● **REQUEST**
Copy each line below that contains "JSON".

## start

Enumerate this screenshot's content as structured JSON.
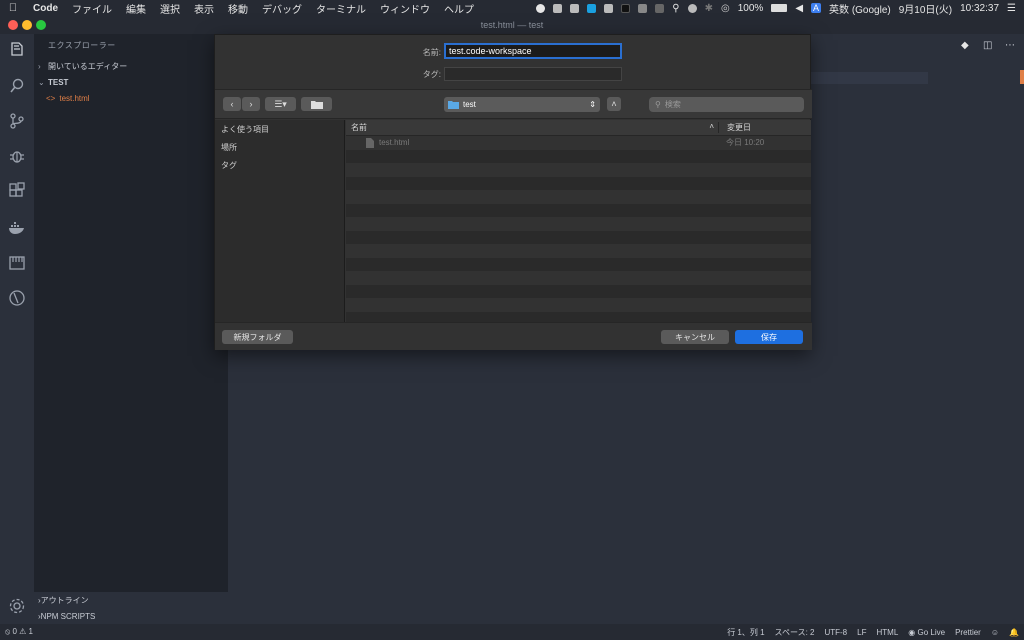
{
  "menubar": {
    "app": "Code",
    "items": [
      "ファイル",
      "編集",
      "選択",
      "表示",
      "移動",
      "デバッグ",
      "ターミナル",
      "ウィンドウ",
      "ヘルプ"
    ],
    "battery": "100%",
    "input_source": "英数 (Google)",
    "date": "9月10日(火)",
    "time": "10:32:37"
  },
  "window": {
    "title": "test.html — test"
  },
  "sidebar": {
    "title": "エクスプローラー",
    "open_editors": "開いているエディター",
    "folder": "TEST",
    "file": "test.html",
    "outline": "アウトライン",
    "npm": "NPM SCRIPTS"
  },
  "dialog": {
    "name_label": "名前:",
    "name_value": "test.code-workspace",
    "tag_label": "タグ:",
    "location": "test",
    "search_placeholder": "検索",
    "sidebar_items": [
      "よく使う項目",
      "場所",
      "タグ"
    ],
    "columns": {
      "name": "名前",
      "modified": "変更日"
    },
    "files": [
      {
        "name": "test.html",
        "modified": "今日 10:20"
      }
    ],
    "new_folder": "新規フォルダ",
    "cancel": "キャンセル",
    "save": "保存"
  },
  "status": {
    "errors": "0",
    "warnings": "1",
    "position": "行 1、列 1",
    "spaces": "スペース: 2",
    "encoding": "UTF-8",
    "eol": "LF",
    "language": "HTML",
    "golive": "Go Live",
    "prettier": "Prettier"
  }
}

## end
## start

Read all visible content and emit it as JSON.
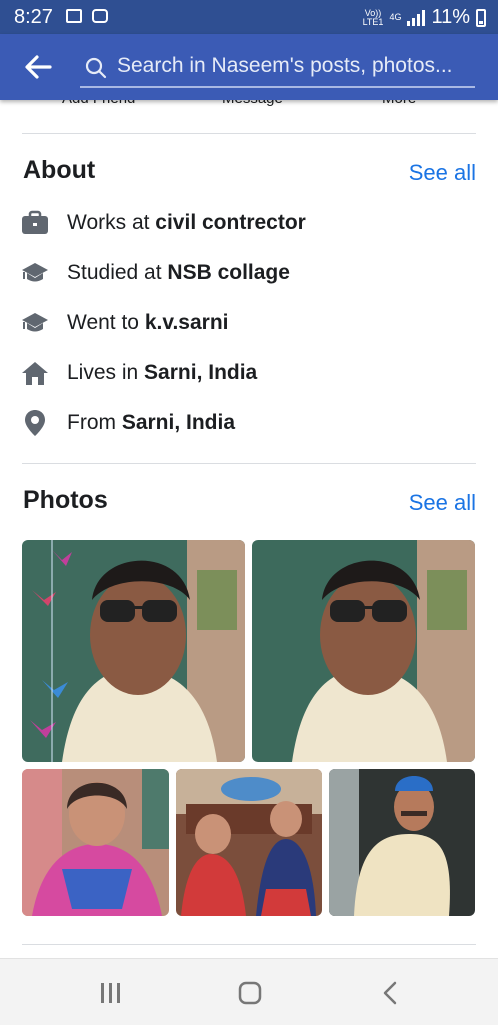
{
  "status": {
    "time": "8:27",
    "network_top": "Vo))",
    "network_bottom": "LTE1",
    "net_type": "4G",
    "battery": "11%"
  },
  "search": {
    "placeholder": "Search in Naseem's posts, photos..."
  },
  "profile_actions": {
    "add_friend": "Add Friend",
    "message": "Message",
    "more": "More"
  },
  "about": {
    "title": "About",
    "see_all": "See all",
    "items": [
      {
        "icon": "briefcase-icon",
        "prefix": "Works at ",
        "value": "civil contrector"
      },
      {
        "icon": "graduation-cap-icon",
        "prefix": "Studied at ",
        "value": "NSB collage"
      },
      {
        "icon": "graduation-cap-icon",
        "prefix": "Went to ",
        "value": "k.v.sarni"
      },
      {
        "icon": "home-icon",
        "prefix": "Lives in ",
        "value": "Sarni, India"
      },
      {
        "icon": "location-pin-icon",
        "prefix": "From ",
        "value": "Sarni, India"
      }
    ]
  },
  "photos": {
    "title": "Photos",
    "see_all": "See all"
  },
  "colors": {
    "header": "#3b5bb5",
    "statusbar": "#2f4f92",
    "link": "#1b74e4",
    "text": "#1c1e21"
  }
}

## end

● **TASK ANSWER**
Enumerate this screenshot's content as structured JSON.
Read all visible content and emit it as JSON.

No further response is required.